→ MATERIAL TO PROCESS:

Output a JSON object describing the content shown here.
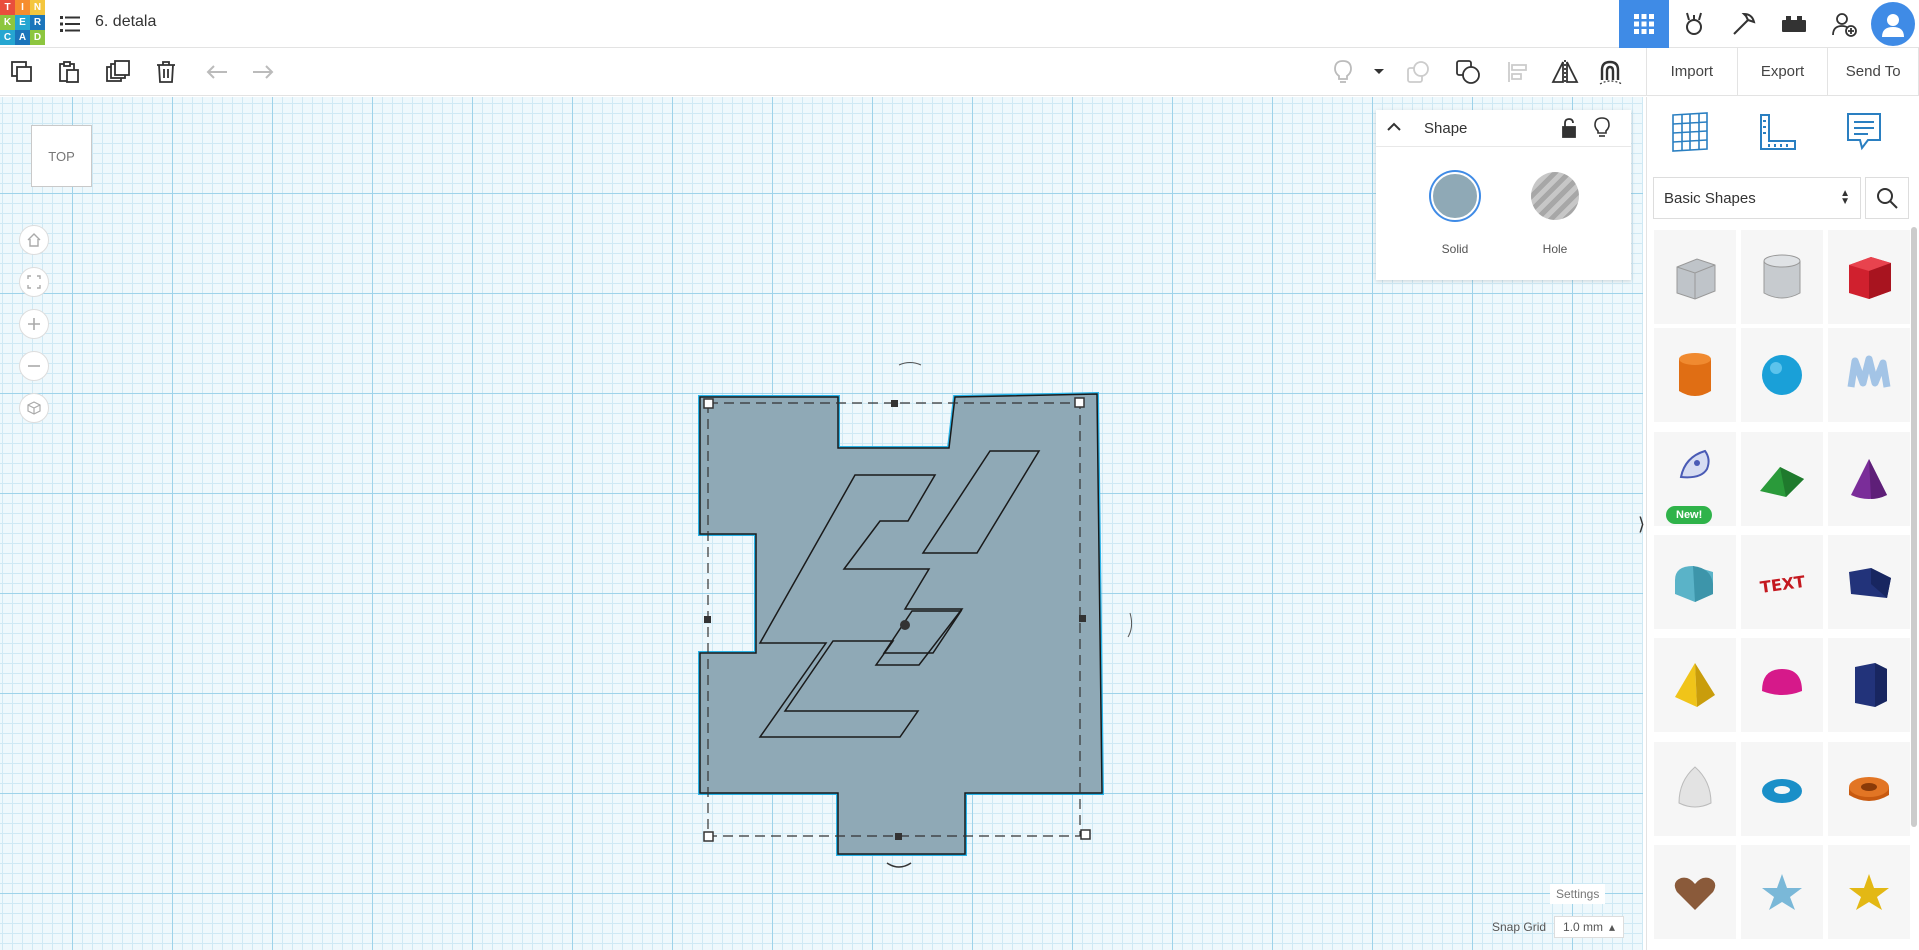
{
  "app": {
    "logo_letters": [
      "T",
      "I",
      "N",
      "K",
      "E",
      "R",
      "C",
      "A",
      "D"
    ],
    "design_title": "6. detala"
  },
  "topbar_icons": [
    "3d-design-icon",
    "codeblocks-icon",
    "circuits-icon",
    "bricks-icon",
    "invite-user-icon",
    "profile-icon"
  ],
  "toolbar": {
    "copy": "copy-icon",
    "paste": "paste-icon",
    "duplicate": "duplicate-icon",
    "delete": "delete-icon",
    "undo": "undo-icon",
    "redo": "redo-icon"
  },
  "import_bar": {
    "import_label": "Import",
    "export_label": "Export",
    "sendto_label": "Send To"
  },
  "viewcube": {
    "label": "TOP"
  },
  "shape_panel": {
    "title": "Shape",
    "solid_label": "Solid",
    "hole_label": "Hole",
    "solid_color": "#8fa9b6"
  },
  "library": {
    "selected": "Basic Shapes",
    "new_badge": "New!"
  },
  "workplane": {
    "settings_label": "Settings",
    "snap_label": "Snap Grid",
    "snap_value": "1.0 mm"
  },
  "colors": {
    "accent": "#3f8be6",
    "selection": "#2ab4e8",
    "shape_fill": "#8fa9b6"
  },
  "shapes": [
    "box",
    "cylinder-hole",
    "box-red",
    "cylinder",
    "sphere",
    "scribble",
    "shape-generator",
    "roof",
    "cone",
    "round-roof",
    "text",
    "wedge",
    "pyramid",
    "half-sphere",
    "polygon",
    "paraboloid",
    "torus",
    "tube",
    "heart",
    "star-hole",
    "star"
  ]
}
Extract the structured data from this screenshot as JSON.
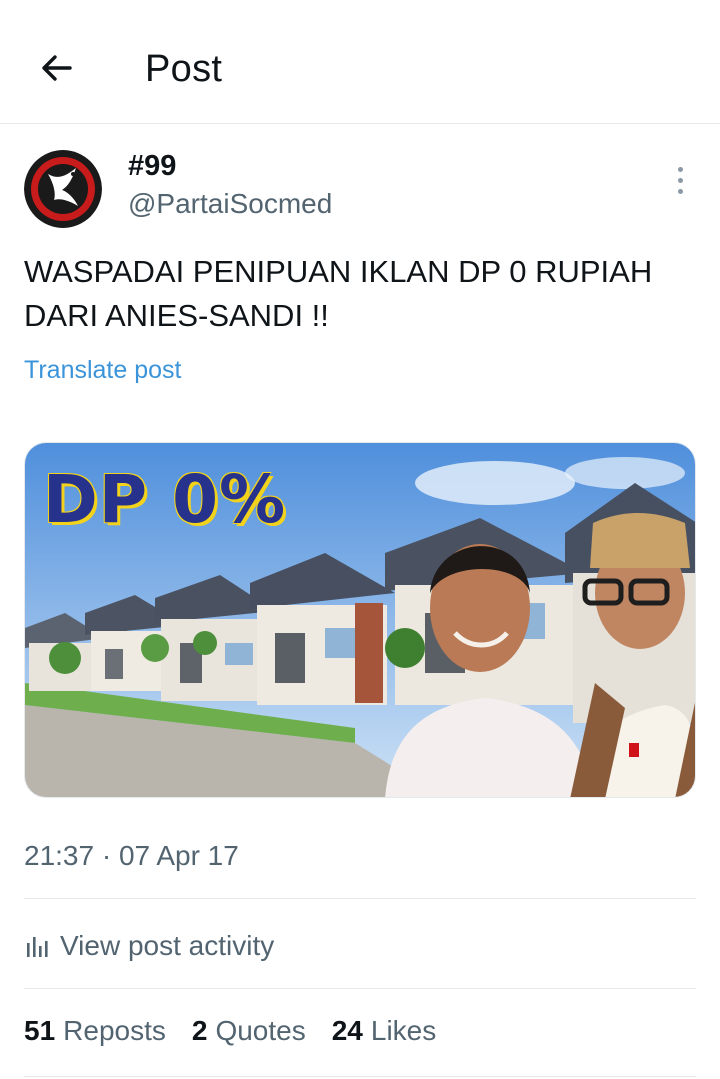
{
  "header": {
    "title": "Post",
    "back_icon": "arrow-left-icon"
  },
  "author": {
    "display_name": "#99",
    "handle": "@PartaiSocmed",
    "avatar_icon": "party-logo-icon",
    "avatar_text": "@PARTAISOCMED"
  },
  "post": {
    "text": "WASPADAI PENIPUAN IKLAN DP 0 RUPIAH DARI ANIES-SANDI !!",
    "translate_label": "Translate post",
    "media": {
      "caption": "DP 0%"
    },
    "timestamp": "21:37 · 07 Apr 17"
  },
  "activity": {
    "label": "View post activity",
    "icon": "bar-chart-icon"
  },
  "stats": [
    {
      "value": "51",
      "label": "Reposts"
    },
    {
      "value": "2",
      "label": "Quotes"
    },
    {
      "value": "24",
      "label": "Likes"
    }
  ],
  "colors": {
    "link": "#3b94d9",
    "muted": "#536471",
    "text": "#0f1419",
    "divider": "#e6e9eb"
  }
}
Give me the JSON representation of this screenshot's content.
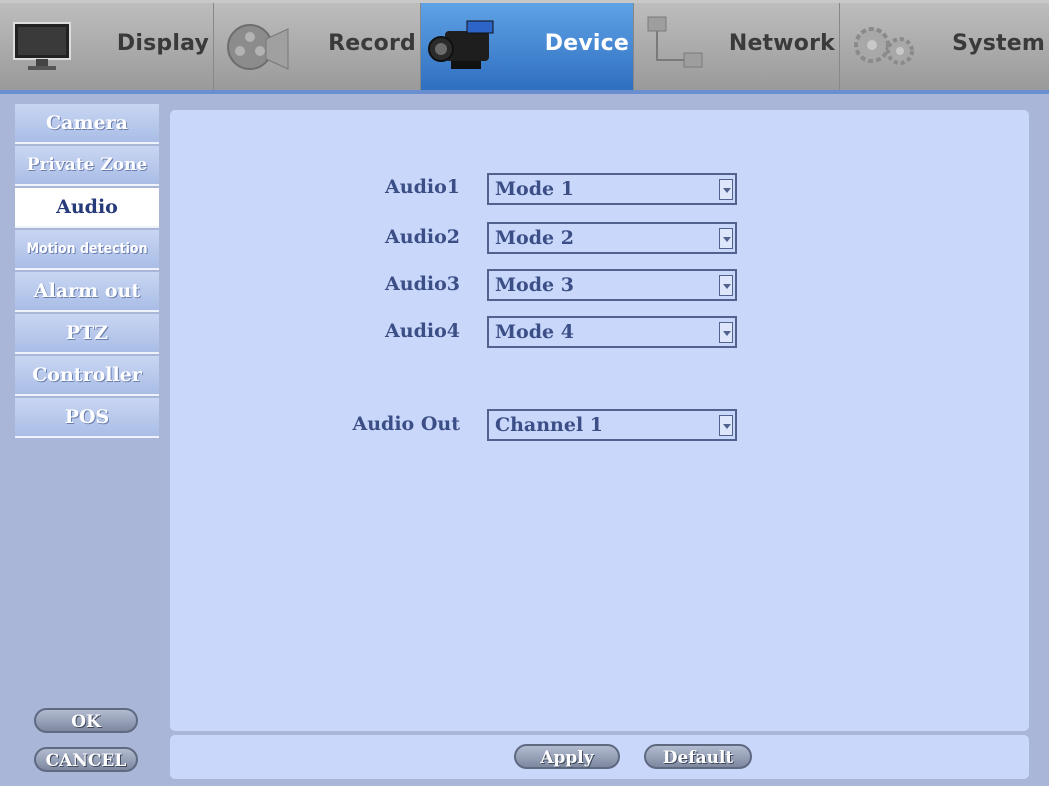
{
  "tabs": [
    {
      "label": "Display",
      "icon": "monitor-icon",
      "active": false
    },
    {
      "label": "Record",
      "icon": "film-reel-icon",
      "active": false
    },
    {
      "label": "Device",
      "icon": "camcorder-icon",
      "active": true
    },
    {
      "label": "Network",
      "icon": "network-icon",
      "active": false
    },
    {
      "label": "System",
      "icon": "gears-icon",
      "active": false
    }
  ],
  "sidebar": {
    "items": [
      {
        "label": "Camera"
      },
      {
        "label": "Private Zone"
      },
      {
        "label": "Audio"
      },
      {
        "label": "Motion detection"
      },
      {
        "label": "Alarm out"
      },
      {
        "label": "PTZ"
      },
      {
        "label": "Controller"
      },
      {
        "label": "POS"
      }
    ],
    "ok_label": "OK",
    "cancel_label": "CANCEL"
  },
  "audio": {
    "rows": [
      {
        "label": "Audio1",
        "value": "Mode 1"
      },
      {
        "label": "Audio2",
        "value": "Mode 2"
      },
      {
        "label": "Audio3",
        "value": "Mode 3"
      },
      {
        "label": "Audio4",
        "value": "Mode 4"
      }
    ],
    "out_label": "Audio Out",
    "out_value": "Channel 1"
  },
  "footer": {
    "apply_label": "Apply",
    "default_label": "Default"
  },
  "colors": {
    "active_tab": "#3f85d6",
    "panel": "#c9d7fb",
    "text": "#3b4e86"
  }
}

→ WRITTEN TASK: Please repeat the entries exactly. Do not include the pictures.

→ ANSWER TO THIS PROBLEM:
Output a JSON object describing the content shown here.
{
  "app": {
    "logo_letters": [
      "T",
      "I",
      "N",
      "K",
      "E",
      "R",
      "C",
      "A",
      "D"
    ],
    "design_title": "6. detala"
  },
  "topbar_icons": [
    "3d-design-icon",
    "codeblocks-icon",
    "circuits-icon",
    "bricks-icon",
    "invite-user-icon",
    "profile-icon"
  ],
  "toolbar": {
    "copy": "copy-icon",
    "paste": "paste-icon",
    "duplicate": "duplicate-icon",
    "delete": "delete-icon",
    "undo": "undo-icon",
    "redo": "redo-icon"
  },
  "import_bar": {
    "import_label": "Import",
    "export_label": "Export",
    "sendto_label": "Send To"
  },
  "viewcube": {
    "label": "TOP"
  },
  "shape_panel": {
    "title": "Shape",
    "solid_label": "Solid",
    "hole_label": "Hole",
    "solid_color": "#8fa9b6"
  },
  "library": {
    "selected": "Basic Shapes",
    "new_badge": "New!"
  },
  "workplane": {
    "settings_label": "Settings",
    "snap_label": "Snap Grid",
    "snap_value": "1.0 mm"
  },
  "colors": {
    "accent": "#3f8be6",
    "selection": "#2ab4e8",
    "shape_fill": "#8fa9b6"
  },
  "shapes": [
    "box",
    "cylinder-hole",
    "box-red",
    "cylinder",
    "sphere",
    "scribble",
    "shape-generator",
    "roof",
    "cone",
    "round-roof",
    "text",
    "wedge",
    "pyramid",
    "half-sphere",
    "polygon",
    "paraboloid",
    "torus",
    "tube",
    "heart",
    "star-hole",
    "star"
  ]
}
Extract the structured data from this screenshot as JSON.
{
  "header": {
    "title": "Post",
    "back_icon": "arrow-left-icon"
  },
  "author": {
    "display_name": "#99",
    "handle": "@PartaiSocmed",
    "avatar_icon": "party-logo-icon",
    "avatar_text": "@PARTAISOCMED"
  },
  "post": {
    "text": "WASPADAI PENIPUAN IKLAN DP 0 RUPIAH DARI ANIES-SANDI !!",
    "translate_label": "Translate post",
    "media": {
      "caption": "DP 0%"
    },
    "timestamp": "21:37 · 07 Apr 17"
  },
  "activity": {
    "label": "View post activity",
    "icon": "bar-chart-icon"
  },
  "stats": [
    {
      "value": "51",
      "label": "Reposts"
    },
    {
      "value": "2",
      "label": "Quotes"
    },
    {
      "value": "24",
      "label": "Likes"
    }
  ],
  "colors": {
    "link": "#3b94d9",
    "muted": "#536471",
    "text": "#0f1419",
    "divider": "#e6e9eb"
  }
}
Give me the JSON representation of this screenshot's content.
{
  "tabs": [
    {
      "label": "Display",
      "icon": "monitor-icon",
      "active": false
    },
    {
      "label": "Record",
      "icon": "film-reel-icon",
      "active": false
    },
    {
      "label": "Device",
      "icon": "camcorder-icon",
      "active": true
    },
    {
      "label": "Network",
      "icon": "network-icon",
      "active": false
    },
    {
      "label": "System",
      "icon": "gears-icon",
      "active": false
    }
  ],
  "sidebar": {
    "items": [
      {
        "label": "Camera"
      },
      {
        "label": "Private Zone"
      },
      {
        "label": "Audio"
      },
      {
        "label": "Motion detection"
      },
      {
        "label": "Alarm out"
      },
      {
        "label": "PTZ"
      },
      {
        "label": "Controller"
      },
      {
        "label": "POS"
      }
    ],
    "ok_label": "OK",
    "cancel_label": "CANCEL"
  },
  "audio": {
    "rows": [
      {
        "label": "Audio1",
        "value": "Mode 1"
      },
      {
        "label": "Audio2",
        "value": "Mode 2"
      },
      {
        "label": "Audio3",
        "value": "Mode 3"
      },
      {
        "label": "Audio4",
        "value": "Mode 4"
      }
    ],
    "out_label": "Audio Out",
    "out_value": "Channel 1"
  },
  "footer": {
    "apply_label": "Apply",
    "default_label": "Default"
  },
  "colors": {
    "active_tab": "#3f85d6",
    "panel": "#c9d7fb",
    "text": "#3b4e86"
  }
}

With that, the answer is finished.